(begin)

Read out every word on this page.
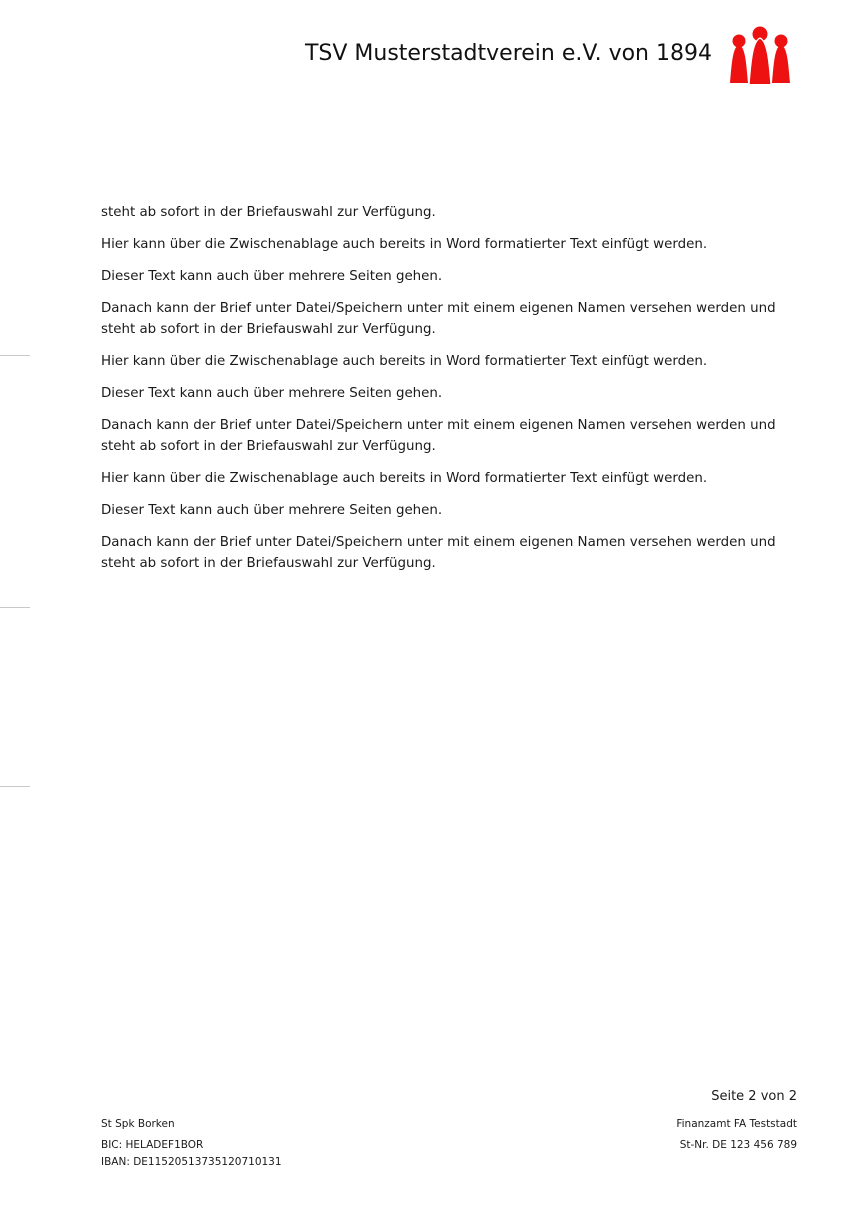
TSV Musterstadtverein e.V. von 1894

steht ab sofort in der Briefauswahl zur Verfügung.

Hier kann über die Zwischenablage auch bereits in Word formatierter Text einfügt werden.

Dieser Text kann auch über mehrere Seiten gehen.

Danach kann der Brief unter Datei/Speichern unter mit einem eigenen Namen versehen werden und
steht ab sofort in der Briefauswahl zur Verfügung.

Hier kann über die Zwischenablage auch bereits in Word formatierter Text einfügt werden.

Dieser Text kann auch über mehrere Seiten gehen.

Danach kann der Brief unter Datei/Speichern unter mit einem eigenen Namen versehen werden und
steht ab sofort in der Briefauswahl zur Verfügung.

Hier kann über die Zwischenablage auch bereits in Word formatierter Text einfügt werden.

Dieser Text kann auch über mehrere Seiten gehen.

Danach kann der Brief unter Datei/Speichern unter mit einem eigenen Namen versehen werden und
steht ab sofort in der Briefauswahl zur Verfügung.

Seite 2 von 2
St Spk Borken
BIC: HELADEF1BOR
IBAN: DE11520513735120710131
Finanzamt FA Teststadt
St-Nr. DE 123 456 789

(end)

Repeat each record exactly, with the pictures left out.

▶ **Result below**
Read out every word on this page.
TSV Musterstadtverein e.V. von 1894

steht ab sofort in der Briefauswahl zur Verfügung.

Hier kann über die Zwischenablage auch bereits in Word formatierter Text einfügt werden.

Dieser Text kann auch über mehrere Seiten gehen.

Danach kann der Brief unter Datei/Speichern unter mit einem eigenen Namen versehen werden und
steht ab sofort in der Briefauswahl zur Verfügung.

Hier kann über die Zwischenablage auch bereits in Word formatierter Text einfügt werden.

Dieser Text kann auch über mehrere Seiten gehen.

Danach kann der Brief unter Datei/Speichern unter mit einem eigenen Namen versehen werden und
steht ab sofort in der Briefauswahl zur Verfügung.

Hier kann über die Zwischenablage auch bereits in Word formatierter Text einfügt werden.

Dieser Text kann auch über mehrere Seiten gehen.

Danach kann der Brief unter Datei/Speichern unter mit einem eigenen Namen versehen werden und
steht ab sofort in der Briefauswahl zur Verfügung.

Seite 2 von 2
St Spk Borken
BIC: HELADEF1BOR
IBAN: DE11520513735120710131
Finanzamt FA Teststadt
St-Nr. DE 123 456 789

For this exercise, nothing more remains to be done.